### RECORDS SUPPLIED
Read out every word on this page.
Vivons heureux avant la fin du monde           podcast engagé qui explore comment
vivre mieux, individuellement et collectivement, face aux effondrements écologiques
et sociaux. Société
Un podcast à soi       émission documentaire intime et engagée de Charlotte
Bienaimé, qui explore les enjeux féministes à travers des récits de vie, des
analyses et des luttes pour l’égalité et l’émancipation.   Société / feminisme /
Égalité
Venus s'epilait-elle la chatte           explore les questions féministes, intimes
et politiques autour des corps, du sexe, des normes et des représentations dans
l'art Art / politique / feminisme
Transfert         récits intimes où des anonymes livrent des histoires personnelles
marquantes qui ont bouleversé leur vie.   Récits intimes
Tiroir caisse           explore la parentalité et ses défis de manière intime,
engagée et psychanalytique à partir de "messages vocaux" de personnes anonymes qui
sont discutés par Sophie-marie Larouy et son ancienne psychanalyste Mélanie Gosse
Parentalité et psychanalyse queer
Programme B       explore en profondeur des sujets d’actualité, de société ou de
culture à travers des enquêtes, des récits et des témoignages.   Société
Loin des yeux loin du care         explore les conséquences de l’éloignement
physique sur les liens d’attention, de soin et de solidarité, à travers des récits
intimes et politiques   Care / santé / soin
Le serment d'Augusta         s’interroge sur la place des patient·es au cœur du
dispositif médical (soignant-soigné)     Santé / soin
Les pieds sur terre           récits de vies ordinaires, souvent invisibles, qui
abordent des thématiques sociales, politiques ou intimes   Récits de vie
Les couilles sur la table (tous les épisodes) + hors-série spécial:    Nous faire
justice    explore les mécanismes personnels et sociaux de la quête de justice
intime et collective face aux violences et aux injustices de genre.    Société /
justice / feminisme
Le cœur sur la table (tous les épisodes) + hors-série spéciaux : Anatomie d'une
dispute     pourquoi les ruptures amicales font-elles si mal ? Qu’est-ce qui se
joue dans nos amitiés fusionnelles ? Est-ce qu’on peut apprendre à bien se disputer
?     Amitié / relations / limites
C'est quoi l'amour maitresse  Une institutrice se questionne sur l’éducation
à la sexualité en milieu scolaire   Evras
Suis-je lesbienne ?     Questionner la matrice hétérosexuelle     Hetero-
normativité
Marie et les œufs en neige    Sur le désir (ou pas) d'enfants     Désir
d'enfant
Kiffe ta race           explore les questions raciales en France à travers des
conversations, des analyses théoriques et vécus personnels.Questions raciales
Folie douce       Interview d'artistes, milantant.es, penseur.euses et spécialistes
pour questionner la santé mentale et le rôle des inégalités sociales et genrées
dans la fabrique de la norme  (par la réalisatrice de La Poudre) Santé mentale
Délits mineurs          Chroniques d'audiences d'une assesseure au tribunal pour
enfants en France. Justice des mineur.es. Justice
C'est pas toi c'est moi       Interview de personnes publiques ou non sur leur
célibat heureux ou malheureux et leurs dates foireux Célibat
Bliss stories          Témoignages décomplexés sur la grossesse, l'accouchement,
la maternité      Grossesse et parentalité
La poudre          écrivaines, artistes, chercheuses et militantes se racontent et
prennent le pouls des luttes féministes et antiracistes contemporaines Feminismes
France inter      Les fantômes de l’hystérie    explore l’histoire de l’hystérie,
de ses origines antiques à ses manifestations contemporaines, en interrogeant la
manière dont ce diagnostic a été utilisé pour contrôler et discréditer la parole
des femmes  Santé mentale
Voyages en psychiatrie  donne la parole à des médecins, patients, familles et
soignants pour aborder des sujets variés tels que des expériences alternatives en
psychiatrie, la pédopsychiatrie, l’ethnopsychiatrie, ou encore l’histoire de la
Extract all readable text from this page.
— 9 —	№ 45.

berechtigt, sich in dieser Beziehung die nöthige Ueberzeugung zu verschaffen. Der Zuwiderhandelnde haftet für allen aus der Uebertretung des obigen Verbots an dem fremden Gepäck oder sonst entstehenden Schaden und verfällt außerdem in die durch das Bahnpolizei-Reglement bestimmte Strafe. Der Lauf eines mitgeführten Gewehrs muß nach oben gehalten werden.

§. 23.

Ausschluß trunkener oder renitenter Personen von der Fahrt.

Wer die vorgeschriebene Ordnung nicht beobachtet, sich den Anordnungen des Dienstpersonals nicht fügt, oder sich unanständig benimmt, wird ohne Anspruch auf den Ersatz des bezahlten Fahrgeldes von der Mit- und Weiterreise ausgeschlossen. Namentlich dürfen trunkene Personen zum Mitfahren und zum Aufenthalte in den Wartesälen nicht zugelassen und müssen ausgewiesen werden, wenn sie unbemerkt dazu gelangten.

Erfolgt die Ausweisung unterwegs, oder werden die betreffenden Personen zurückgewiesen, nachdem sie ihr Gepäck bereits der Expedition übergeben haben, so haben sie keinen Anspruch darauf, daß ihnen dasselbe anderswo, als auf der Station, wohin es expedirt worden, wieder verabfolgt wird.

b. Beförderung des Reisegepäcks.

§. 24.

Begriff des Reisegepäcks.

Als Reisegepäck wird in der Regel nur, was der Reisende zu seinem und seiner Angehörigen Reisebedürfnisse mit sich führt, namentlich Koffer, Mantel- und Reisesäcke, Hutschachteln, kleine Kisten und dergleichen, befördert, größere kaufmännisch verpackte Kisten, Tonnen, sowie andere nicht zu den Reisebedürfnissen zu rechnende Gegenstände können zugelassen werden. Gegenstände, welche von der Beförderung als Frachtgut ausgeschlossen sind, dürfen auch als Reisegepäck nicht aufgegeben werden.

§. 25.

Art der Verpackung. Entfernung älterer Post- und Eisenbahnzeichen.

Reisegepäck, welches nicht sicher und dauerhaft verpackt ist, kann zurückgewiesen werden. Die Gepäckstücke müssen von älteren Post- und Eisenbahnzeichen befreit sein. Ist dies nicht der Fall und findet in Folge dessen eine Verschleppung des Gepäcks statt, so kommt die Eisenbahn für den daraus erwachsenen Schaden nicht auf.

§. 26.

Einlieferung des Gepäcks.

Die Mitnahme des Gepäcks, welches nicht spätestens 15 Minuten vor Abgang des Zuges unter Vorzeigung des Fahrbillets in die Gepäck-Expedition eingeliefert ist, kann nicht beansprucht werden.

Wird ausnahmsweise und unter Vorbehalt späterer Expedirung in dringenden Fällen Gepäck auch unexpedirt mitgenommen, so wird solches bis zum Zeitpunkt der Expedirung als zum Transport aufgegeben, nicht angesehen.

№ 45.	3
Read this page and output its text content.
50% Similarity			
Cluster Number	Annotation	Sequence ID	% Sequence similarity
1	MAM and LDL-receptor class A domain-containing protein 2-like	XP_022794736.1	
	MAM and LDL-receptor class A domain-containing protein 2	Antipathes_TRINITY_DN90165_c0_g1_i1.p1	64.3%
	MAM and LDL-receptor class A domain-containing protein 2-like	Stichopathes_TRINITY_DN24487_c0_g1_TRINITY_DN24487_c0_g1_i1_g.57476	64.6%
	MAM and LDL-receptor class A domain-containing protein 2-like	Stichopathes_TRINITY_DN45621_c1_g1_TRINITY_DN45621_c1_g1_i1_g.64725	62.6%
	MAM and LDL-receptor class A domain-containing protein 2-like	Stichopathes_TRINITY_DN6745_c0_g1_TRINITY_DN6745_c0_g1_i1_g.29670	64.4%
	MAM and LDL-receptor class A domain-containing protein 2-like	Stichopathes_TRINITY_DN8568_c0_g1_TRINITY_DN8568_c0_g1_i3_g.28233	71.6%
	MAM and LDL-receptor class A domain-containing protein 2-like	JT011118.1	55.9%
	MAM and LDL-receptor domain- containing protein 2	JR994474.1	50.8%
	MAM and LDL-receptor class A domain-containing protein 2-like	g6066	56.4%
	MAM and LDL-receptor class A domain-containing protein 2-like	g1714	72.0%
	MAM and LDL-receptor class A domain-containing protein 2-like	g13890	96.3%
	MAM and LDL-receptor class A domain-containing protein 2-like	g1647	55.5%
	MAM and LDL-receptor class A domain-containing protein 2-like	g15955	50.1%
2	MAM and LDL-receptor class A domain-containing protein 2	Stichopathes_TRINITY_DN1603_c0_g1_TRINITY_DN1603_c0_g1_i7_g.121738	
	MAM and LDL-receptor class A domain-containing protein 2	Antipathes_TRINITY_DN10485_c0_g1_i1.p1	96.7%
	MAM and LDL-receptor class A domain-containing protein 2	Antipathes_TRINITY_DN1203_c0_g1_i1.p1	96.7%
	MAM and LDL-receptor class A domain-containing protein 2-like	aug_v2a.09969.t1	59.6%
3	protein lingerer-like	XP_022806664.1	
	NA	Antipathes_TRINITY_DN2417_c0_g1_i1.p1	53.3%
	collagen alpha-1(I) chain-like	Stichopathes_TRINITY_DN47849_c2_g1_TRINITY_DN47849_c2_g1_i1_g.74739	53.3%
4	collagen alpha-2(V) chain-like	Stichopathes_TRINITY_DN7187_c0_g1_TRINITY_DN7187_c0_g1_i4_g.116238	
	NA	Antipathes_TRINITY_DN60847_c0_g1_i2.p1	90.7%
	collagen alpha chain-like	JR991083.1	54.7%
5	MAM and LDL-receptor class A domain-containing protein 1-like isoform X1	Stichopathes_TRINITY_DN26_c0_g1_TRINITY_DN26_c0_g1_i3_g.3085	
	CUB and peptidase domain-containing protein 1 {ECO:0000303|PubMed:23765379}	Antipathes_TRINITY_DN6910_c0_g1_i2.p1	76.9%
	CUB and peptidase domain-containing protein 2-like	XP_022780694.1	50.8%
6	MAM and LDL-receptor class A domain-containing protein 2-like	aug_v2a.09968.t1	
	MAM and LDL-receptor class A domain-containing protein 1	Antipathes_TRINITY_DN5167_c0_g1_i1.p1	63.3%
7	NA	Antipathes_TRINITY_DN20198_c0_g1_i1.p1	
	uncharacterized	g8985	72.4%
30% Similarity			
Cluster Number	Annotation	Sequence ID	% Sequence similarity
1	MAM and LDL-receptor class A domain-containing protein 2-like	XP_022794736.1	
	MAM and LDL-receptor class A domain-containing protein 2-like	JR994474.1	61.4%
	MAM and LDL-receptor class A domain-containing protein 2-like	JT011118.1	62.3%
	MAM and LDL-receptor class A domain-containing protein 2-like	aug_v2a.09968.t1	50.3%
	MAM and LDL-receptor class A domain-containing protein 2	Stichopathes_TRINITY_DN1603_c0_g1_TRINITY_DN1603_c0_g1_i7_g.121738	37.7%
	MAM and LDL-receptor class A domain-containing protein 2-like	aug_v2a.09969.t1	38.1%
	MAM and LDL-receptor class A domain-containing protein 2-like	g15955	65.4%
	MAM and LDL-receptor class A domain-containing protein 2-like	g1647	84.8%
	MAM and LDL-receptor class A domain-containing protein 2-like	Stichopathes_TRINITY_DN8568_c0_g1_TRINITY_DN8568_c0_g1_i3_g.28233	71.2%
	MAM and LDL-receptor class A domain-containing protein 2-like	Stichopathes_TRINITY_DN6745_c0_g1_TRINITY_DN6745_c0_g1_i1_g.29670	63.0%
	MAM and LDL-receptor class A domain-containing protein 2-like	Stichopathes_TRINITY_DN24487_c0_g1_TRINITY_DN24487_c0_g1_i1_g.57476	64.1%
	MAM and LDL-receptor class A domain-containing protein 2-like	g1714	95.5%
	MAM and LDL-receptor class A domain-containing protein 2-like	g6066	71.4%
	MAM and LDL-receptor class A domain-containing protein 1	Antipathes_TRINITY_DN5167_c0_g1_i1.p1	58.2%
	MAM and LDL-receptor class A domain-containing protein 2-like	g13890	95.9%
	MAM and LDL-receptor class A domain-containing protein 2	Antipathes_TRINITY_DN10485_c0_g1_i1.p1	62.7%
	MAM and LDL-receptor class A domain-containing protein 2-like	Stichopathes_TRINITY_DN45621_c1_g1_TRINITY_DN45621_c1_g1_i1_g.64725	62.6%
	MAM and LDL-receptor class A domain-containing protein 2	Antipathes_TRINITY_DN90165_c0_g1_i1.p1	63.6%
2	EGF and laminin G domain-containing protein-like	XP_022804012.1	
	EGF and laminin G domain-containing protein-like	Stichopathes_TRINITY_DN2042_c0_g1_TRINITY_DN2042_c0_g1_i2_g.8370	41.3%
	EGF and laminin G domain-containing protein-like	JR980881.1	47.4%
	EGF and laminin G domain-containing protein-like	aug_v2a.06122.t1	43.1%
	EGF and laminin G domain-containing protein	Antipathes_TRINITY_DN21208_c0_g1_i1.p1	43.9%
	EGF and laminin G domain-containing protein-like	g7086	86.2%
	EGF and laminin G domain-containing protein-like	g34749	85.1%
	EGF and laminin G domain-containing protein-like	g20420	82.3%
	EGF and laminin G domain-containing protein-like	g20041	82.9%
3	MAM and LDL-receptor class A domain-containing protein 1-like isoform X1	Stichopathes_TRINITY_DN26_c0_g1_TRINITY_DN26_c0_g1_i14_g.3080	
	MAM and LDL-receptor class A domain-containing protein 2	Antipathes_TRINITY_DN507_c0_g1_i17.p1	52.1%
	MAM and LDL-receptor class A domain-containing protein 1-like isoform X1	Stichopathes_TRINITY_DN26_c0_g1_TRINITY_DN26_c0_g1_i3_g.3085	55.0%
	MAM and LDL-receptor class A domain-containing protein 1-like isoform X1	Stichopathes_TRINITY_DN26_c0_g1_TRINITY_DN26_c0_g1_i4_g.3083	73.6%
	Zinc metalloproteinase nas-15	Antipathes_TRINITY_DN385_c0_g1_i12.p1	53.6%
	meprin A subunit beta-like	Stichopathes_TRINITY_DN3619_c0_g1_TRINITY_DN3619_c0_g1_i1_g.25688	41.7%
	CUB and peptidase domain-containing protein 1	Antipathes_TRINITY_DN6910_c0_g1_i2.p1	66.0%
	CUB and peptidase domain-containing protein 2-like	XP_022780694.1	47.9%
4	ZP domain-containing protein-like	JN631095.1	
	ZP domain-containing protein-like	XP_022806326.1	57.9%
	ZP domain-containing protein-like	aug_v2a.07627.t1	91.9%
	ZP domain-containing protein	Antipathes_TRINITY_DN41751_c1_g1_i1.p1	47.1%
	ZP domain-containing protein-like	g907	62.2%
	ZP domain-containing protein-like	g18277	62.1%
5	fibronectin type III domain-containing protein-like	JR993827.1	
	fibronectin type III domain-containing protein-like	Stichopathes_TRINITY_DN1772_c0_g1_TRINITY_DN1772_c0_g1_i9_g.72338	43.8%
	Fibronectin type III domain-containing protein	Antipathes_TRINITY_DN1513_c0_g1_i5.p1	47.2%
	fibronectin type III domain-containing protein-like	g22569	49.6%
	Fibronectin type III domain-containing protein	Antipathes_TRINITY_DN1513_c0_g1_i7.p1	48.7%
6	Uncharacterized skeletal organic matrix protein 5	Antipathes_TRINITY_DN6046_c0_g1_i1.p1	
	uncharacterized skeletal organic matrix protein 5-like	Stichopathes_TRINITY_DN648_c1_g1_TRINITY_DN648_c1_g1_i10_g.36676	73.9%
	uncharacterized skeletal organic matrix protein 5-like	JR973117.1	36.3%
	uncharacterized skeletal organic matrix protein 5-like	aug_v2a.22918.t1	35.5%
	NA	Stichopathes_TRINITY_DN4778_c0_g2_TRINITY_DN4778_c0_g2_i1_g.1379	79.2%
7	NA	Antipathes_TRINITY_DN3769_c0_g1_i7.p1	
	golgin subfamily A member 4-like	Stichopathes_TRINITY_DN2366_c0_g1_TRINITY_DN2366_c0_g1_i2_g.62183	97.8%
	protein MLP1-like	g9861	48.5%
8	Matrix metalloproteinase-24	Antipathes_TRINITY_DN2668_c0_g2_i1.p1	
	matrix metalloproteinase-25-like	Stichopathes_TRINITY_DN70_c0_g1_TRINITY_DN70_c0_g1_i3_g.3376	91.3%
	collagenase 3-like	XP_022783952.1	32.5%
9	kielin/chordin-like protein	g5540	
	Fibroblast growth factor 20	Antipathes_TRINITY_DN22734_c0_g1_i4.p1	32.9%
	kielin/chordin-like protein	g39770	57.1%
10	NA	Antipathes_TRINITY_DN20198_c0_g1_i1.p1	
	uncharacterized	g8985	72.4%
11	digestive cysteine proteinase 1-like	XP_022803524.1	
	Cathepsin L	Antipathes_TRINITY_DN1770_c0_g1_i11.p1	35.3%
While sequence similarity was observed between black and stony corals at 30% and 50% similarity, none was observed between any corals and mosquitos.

### TASK DETAILS
In the records, find every line that has the string "parole" and copy it.

### THE ANSWER
manière dont ce diagnostic a été utilisé pour contrôler et discréditer la parole
Voyages en psychiatrie  donne la parole à des médecins, patients, familles et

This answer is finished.